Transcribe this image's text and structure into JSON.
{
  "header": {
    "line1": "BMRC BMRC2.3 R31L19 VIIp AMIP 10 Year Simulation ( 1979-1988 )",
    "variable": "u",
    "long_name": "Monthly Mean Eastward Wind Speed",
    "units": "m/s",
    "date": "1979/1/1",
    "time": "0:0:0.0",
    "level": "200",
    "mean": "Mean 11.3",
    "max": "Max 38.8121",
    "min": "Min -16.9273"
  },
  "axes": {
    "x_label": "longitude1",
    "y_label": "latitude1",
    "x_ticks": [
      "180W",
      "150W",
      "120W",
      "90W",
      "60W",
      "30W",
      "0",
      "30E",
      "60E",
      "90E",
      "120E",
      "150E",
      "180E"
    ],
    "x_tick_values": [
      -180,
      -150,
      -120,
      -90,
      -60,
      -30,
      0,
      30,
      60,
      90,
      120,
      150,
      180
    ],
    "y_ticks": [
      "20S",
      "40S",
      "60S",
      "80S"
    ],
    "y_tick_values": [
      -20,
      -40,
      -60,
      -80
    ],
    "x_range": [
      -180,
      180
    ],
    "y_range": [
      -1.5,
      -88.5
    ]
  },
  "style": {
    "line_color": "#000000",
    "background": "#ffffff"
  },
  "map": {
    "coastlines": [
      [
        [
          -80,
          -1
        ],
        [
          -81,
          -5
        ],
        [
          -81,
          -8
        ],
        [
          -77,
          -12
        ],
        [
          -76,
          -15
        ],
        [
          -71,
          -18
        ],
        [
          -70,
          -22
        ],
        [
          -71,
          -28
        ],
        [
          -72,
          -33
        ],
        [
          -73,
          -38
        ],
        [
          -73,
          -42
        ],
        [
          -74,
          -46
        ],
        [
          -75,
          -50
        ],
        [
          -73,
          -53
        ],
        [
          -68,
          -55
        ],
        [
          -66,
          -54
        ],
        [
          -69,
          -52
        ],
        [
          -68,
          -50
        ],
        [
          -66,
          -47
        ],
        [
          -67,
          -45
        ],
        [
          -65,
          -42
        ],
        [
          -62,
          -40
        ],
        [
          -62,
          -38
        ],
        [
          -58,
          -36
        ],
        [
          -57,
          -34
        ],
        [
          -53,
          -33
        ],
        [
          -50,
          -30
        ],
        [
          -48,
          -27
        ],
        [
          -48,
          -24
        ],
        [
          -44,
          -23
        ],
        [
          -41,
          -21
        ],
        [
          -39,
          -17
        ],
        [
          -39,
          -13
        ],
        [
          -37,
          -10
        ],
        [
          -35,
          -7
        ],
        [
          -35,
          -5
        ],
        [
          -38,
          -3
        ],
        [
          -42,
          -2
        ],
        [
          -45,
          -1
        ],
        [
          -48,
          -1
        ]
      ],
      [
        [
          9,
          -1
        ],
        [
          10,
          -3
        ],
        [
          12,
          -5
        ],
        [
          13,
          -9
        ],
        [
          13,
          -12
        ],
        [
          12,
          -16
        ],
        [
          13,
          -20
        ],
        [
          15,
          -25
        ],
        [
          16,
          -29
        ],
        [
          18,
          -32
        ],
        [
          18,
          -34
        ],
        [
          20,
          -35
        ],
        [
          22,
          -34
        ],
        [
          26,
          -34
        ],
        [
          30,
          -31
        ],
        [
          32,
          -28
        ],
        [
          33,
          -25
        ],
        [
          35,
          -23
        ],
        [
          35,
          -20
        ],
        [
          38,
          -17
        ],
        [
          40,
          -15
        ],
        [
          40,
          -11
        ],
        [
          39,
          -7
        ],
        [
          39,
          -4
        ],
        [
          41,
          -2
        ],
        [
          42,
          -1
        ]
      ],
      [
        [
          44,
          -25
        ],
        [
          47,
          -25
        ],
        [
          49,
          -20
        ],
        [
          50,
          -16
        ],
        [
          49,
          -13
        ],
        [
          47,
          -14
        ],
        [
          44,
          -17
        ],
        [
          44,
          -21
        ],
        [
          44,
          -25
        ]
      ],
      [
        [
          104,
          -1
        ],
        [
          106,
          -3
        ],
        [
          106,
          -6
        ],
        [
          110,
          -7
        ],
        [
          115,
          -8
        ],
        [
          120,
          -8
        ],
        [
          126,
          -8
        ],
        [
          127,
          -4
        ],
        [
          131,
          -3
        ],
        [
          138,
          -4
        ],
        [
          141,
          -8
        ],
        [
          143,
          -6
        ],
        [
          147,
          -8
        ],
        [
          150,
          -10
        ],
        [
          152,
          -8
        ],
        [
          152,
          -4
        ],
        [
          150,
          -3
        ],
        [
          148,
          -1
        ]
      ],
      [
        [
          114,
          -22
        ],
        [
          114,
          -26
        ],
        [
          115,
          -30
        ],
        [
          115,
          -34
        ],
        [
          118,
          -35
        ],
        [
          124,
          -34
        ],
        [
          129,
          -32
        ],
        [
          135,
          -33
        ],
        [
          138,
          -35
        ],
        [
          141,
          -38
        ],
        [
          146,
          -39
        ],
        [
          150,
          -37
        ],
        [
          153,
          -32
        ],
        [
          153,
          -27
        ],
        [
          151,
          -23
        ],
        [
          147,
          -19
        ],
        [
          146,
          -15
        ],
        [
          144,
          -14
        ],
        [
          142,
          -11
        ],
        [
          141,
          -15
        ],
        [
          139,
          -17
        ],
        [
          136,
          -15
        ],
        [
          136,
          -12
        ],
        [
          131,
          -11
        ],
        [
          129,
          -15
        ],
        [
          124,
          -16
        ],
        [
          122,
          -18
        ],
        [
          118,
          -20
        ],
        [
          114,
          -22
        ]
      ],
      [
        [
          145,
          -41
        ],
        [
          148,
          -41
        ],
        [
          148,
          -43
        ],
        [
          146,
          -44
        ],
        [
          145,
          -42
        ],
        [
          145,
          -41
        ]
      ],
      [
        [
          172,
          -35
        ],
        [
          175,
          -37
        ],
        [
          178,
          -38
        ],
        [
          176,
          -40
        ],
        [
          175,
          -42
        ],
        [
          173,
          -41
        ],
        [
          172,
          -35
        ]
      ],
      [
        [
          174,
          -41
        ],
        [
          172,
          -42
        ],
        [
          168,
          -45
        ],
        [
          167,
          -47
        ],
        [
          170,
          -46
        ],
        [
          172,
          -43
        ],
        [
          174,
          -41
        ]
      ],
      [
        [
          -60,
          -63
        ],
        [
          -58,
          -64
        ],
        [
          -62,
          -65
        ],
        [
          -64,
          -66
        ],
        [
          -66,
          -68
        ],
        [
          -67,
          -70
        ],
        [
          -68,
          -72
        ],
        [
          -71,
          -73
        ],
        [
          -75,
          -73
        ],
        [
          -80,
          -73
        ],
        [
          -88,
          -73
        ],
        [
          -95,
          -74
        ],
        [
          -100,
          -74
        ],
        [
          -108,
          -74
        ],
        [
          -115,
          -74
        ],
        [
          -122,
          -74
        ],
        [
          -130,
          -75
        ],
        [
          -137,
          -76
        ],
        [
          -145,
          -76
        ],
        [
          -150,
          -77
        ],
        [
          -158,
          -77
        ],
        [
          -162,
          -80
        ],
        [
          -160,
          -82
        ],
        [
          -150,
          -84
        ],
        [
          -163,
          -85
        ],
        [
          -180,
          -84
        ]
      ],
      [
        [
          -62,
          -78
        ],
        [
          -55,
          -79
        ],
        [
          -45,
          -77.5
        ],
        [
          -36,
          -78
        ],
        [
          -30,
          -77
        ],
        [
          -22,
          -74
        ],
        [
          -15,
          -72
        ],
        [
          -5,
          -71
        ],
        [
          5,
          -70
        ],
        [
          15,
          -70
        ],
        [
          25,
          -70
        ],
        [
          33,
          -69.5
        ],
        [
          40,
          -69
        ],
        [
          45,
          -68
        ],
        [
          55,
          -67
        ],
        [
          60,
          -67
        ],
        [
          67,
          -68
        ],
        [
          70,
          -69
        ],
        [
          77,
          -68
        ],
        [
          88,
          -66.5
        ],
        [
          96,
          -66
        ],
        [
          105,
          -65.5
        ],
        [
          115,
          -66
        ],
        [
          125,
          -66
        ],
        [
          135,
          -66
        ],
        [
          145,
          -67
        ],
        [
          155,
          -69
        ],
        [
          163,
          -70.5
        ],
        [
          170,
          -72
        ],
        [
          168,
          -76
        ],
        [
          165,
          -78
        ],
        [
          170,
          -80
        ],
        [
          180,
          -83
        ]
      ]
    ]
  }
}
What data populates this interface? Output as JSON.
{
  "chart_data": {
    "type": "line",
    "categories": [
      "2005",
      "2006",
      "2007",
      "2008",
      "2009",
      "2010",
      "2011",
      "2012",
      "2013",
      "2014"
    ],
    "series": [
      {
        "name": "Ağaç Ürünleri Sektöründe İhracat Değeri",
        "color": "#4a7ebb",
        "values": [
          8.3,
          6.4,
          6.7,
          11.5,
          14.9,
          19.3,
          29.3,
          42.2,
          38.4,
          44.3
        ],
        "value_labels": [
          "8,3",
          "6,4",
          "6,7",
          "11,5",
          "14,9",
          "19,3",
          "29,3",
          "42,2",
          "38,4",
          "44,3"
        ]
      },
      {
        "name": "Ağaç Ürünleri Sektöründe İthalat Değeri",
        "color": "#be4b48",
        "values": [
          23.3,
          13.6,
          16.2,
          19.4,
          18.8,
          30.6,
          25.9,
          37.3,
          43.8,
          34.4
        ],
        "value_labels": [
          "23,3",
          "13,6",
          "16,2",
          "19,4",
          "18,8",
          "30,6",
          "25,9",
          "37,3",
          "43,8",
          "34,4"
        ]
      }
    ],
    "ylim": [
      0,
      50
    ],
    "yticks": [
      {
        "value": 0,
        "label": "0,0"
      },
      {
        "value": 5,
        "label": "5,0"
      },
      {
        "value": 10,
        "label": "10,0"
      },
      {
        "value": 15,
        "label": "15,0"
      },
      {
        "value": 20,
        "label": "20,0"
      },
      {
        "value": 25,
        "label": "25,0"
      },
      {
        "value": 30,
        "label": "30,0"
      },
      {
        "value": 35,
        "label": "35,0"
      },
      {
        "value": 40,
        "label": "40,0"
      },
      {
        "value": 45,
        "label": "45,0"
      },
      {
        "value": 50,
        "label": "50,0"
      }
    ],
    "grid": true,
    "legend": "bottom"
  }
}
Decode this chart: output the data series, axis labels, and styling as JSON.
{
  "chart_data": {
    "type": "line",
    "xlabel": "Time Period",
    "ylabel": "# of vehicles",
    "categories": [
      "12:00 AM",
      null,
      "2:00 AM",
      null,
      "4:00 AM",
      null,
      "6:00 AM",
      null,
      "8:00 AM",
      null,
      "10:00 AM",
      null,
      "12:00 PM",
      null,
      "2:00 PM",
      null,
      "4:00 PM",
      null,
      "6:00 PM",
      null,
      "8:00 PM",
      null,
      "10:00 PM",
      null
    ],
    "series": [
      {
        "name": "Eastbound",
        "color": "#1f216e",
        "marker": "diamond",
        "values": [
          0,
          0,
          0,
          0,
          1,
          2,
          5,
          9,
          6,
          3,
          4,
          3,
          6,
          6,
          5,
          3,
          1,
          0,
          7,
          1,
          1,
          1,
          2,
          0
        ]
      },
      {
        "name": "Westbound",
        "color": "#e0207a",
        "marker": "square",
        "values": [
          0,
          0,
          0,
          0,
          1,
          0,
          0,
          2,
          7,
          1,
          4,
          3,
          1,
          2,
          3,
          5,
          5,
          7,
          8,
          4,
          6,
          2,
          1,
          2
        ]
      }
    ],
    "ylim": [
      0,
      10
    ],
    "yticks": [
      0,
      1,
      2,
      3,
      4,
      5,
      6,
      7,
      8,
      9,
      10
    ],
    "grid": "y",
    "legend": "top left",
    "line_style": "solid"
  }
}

=-=-=-=-=

→ TO BE DONE
Locate the word "Ağaç" in the entries, and copy every line where it is found.

→ WRITTEN ANSWER
        "name": "Ağaç Ürünleri Sektöründe İhracat Değeri",
        "name": "Ağaç Ürünleri Sektöründe İthalat Değeri",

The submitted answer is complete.